In the passage on the trilobite Cryptolithus, which two specimens show something of the hypostoma?

- [SELECTED PASSAGE]:
· · · · ·

None of the specimens shows much more of the appendages of the cephalon than, the hypostoma and the antennules, so that we are still in ignorance about the mouth parts.
The most striking characteristics of the appendages are as follows: the antennules are long, and turn backward instead of forward; none of the limbs projects beyond the margin of the dorsal test; the exopodites extend beyond the endopodites, reaching very nearly to the margin of the test; the endopodites are not stretched out at right angles to the axis, but the first three segments have a forward and outward direction as in Triarthrus, while the last four turn back abruptly so that they are parallel to the axis; the limbs at the anterior end of the thorax are much more powerful than the others; the dactylopodites of the endopodites show a fringe of setæ instead of three spines as in Triarthrus and Neolenus. All these would, as Beecher has already suggested, seem to be adaptations to a burrowing habit of life, the antennules being turned backward and the other appendages kept within the shelter of the dorsal test in order to protect them, and the anterior endopodites enlarged and equipped with extra spines to make them more efficient digging and pushing organs.
(Text [fig. 20].)
It should be definitely understood that the present figure is a restoration and not a drawing of a specimen, and that there are many points in the morphology of Cryptolithus about which no information is available, especially about the appendages under the central portion of the cephalon. The information afforded by all the figures published in this memoir is combined here. As gnathites are preserved on none of the specimens, those represented in the figure are purely conventional.
A person who is acquainted only with Cryptolithus preserved in shale, or with figures, usually has a very erroneous idea of the fringe It is not a flat border spread out around the front of the head, but stands at an angle about 45 in uncrushed specimens of most species. When viewed from the lower side, there is a single outer, concentric row of the cup-shaped depressions, bounded within by a prominent girder. This row is in an approximately horizontal plane, while the remainder of the doublure of the fringe rises steeply into the hollow of the cephalon. Since the front of the hypostoma is attached to this doublure, it stands high up within the vault and under the glabella. Two specimens, Nos. 231 and 233, show something of the hypostoma, and they are the only ones known of any American trinucleid. That of specimen 233, the better preserved, is very small, straight across the front, and oval behind. It seems that it is abnormally small in this specimen and I should not be surprised if in other specimens it should be found to be larger.
In the Bohemian Trinucleoides reussi (Barrande), the oldest of the trinucleids, the hypostoma is very commonly present, and is of the proper size to just cover the cavity of the glabella, seen from the lower side, and has, toward the anterior end, side flaps which reach out under the prominent glabellar lobes. This large size of the hypostoma would cause the antennules to be attached outside the dorsal furrows, and the position in which they are attached in the American species of Cryptolithus may be explained as an inherited one, since with the small hypostoma they might have been within the glabella, as in Triarthrus.
The antennules are seen in three specimens, and in all cases are directed backward. The particular course in which they are drawn in the restoration is purely arbitrary. The second pair of cephalic appendages are represented as directed downward and forward, since in one or two specimens fragments of forward-pointing endopodites were seen near the front of the cephalon, and because in other trilobites the second pair of appendages is always directed forward. The remaining three pairs have a more solid basis in observed fact, for the two or three specimens retaining fragmentary remains of them indicate that they turn backward like those on the thorax, and that the individual segments are longer and more nearly parallel-sided than those of the more posterior appendages. The gnathites of all the cephalic appendages are admittedly purely hypothetical. None of the specimens shows them. As drawn, they are singularly inefficient as jaws, but if, as is suggested by the casts of the intestines of trinucleids found in Bohemia, these trilobites were mud-feeders, inefficient mouth-parts would be quite in order.

· · · · ·

- [GIVEN RECORDS]:

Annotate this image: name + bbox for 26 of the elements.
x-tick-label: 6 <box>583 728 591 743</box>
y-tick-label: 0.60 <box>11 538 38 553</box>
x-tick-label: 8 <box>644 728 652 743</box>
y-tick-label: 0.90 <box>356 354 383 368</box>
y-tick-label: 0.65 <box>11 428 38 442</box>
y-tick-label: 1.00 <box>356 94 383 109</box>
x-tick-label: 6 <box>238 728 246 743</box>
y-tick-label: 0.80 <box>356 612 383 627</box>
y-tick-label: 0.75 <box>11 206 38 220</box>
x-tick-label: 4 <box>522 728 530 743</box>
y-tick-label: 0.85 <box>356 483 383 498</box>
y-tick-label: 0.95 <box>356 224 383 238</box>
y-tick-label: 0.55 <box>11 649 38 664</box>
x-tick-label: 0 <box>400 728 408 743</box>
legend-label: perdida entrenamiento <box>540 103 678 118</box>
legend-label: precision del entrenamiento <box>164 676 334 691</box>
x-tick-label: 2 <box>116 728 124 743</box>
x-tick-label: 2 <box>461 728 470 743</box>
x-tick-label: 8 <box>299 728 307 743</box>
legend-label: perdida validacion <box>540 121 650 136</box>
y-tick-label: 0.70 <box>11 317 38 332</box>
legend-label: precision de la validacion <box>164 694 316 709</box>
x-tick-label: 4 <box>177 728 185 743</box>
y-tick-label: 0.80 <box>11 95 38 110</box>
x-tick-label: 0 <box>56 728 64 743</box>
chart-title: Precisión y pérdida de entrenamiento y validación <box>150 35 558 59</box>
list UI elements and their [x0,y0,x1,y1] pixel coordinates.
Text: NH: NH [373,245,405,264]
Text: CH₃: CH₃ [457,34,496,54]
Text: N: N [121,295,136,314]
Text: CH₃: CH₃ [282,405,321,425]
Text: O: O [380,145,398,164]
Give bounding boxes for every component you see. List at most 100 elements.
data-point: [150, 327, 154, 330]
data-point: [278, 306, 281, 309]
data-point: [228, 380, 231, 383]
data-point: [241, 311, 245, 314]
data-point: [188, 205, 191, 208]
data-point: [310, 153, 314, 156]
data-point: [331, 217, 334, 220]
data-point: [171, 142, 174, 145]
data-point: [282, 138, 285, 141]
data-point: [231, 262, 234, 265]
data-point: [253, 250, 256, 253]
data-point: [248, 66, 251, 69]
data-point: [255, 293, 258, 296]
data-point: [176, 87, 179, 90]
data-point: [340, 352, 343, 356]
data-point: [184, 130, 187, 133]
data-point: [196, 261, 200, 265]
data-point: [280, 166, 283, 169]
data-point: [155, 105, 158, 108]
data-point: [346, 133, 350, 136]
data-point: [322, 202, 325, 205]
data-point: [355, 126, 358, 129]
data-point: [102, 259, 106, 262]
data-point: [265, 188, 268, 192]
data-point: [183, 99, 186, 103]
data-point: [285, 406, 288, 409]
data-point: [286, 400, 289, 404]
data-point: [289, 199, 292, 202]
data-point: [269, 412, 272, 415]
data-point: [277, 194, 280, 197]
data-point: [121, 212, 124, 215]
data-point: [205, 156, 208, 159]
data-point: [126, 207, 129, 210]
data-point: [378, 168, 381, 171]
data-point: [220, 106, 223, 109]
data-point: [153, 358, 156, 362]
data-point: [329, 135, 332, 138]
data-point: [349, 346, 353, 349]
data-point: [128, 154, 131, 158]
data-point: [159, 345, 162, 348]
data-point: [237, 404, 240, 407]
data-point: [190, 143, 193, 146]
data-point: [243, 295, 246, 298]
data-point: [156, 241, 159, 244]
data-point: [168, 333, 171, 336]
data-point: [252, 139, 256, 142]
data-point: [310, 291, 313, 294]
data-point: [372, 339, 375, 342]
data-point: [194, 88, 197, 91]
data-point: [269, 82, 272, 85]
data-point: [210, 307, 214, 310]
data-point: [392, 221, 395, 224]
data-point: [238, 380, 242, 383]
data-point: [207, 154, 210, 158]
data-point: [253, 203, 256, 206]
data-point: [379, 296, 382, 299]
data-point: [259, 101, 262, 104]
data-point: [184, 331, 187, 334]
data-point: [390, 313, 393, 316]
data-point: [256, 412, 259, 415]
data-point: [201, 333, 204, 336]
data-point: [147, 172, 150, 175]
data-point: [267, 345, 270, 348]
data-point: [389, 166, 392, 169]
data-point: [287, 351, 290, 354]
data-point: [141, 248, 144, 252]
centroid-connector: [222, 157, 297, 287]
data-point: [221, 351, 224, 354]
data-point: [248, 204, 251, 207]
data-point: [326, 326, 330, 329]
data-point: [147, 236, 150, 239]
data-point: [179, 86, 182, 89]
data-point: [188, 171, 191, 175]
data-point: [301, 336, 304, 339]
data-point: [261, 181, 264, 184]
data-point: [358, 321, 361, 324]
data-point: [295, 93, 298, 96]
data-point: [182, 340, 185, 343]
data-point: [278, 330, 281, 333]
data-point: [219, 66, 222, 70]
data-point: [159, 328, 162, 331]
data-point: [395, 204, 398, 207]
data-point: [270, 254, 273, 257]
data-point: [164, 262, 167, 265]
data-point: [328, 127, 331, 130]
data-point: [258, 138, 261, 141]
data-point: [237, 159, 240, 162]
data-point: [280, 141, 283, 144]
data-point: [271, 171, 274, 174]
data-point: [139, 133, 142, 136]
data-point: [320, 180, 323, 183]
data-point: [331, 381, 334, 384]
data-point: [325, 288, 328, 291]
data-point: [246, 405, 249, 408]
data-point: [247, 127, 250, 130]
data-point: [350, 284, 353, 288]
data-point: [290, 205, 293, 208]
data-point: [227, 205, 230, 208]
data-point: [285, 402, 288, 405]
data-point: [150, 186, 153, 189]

· · · · ·

- [EXERCISE ANSWER]: Specimens Nos. 231 and 233.